◆ **What is being asked**: Read through the data and report every line in which the word "describes" occurs.
--- begin Extracted information ---
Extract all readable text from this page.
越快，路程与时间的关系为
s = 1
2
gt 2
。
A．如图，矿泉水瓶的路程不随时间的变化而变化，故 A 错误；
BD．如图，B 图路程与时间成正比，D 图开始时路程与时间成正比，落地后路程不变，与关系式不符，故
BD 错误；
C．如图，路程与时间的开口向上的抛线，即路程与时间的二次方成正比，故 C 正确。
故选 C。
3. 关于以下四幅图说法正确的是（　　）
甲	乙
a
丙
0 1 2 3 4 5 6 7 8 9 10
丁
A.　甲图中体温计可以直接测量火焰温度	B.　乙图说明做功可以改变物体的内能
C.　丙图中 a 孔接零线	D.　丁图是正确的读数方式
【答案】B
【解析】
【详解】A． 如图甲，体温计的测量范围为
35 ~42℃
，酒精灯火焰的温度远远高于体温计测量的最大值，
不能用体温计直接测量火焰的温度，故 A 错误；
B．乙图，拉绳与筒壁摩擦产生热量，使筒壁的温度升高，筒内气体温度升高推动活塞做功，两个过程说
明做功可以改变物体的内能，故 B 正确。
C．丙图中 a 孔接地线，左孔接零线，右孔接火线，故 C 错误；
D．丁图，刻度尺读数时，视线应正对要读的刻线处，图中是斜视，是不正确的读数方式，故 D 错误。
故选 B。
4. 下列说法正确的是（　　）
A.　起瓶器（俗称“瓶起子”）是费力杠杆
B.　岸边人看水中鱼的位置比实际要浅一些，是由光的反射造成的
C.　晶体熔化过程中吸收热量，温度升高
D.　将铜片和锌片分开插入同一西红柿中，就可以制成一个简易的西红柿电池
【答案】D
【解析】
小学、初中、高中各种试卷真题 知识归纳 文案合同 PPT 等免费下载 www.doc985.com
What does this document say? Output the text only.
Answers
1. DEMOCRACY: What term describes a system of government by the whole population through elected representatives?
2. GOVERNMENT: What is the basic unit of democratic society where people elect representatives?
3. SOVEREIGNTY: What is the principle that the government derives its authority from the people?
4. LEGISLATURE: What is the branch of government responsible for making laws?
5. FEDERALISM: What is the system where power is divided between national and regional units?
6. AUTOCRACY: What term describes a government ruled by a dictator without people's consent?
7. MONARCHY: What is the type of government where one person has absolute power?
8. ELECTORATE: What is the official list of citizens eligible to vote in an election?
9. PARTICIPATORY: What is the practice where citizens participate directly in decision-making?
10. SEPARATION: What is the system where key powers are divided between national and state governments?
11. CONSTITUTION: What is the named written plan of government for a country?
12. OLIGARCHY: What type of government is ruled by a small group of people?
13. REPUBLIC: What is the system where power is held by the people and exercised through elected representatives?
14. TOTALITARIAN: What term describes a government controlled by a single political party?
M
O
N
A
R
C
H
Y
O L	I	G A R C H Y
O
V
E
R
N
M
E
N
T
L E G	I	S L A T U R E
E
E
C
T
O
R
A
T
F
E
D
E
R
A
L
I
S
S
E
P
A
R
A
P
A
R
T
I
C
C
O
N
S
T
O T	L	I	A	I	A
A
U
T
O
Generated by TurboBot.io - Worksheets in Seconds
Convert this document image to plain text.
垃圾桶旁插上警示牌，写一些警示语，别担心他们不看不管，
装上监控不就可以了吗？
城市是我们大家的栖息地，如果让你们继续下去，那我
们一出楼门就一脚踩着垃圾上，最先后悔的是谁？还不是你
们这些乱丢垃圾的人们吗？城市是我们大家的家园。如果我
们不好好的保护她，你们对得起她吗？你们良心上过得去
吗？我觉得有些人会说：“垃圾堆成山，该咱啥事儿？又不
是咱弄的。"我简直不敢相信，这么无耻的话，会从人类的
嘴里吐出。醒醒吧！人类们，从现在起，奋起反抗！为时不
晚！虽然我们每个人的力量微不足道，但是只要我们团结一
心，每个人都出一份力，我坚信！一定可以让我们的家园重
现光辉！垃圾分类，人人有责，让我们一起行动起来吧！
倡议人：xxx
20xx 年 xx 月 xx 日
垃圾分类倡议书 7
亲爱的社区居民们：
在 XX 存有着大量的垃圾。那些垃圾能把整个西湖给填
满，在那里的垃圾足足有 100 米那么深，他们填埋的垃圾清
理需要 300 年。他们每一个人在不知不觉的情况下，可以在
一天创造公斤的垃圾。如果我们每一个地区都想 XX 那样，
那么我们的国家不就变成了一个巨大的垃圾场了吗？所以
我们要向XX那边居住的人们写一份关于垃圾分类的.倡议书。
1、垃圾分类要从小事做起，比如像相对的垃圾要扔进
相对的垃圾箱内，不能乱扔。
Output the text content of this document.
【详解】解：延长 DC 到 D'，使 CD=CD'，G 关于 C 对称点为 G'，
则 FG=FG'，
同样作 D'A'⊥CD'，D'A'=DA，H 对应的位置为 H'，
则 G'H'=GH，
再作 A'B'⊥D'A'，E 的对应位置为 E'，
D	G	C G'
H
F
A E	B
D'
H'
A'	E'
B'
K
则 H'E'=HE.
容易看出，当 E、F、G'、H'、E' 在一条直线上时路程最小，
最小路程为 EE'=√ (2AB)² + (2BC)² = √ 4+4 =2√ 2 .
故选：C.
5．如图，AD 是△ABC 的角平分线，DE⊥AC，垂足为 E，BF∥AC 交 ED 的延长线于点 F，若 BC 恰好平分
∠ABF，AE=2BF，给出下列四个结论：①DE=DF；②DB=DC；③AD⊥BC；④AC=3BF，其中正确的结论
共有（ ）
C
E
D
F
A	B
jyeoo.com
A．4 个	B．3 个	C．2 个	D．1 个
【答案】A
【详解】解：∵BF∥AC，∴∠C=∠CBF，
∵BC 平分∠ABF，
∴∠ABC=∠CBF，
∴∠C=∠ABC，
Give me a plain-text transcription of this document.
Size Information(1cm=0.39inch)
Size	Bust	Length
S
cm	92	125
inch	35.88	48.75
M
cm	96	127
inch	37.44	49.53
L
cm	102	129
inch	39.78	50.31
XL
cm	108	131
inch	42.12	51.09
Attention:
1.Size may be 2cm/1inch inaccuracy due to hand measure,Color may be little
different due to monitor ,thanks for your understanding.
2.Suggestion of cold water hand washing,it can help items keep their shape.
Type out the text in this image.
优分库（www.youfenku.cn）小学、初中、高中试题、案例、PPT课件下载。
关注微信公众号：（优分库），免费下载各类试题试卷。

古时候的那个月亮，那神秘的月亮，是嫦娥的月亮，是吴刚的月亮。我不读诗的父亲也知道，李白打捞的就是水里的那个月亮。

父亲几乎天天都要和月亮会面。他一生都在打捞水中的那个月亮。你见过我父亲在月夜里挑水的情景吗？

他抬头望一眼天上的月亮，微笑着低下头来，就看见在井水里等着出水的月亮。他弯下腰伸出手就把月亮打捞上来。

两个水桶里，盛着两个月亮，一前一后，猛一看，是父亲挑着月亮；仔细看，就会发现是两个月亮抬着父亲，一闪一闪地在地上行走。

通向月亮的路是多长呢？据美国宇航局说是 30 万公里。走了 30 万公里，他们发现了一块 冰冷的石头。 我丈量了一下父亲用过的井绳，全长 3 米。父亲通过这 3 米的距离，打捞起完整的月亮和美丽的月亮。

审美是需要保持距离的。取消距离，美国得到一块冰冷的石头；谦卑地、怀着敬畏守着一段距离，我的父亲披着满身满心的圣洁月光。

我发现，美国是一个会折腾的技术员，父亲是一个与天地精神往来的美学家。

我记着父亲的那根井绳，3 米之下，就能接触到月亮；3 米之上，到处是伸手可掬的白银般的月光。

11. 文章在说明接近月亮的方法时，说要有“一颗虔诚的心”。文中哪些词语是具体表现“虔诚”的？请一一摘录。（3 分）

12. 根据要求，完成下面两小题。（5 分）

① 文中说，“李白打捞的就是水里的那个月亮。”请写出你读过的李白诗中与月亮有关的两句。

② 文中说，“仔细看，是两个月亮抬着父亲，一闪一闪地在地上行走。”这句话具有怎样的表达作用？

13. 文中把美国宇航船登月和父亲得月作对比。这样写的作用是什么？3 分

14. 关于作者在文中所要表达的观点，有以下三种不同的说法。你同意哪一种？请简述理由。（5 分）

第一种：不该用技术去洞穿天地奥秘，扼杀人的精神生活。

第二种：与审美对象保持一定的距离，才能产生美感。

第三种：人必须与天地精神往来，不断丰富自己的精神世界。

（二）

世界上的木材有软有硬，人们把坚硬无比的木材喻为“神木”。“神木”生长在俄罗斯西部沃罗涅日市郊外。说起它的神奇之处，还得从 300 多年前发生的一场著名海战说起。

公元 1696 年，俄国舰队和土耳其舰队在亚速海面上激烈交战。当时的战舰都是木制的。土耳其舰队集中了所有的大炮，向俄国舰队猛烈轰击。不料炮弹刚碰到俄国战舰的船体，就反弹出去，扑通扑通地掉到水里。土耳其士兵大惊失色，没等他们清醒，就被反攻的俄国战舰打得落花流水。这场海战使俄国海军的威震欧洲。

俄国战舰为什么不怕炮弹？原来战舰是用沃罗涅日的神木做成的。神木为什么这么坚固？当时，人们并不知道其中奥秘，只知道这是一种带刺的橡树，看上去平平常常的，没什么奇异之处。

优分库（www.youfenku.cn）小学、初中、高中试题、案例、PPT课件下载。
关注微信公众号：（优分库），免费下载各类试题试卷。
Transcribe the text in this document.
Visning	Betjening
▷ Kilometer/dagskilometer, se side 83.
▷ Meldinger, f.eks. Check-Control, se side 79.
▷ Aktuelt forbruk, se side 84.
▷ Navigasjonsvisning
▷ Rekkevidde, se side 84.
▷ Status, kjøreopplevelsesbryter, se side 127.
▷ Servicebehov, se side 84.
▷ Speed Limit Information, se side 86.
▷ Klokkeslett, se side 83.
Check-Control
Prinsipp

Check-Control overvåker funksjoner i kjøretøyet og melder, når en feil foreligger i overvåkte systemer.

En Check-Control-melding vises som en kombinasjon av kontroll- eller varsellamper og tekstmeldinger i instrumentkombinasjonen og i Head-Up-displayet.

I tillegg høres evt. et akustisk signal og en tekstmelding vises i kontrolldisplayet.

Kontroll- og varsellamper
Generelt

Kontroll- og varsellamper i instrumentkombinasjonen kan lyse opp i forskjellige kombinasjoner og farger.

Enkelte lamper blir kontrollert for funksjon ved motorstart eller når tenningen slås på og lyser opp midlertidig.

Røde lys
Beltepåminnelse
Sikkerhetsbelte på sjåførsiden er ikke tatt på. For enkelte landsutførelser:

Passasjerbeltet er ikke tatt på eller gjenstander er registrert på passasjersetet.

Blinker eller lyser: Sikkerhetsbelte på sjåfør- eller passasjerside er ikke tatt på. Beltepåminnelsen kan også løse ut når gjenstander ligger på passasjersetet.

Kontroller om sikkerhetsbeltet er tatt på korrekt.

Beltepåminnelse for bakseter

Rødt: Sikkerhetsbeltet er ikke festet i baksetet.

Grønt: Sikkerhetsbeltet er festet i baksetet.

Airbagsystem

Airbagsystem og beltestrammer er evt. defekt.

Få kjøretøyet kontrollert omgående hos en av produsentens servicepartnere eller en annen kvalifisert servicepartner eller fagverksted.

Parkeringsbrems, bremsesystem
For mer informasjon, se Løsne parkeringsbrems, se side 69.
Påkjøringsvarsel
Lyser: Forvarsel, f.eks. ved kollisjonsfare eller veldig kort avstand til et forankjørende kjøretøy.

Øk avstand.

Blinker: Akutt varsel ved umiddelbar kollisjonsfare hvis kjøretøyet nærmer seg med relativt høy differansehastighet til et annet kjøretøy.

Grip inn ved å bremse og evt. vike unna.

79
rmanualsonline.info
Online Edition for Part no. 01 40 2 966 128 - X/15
--- end Extracted information ---
◆ **Answer to the task**:
1. DEMOCRACY: What term describes a system of government by the whole population through elected representatives?
6. AUTOCRACY: What term describes a government ruled by a dictator without people's consent?
14. TOTALITARIAN: What term describes a government controlled by a single political party?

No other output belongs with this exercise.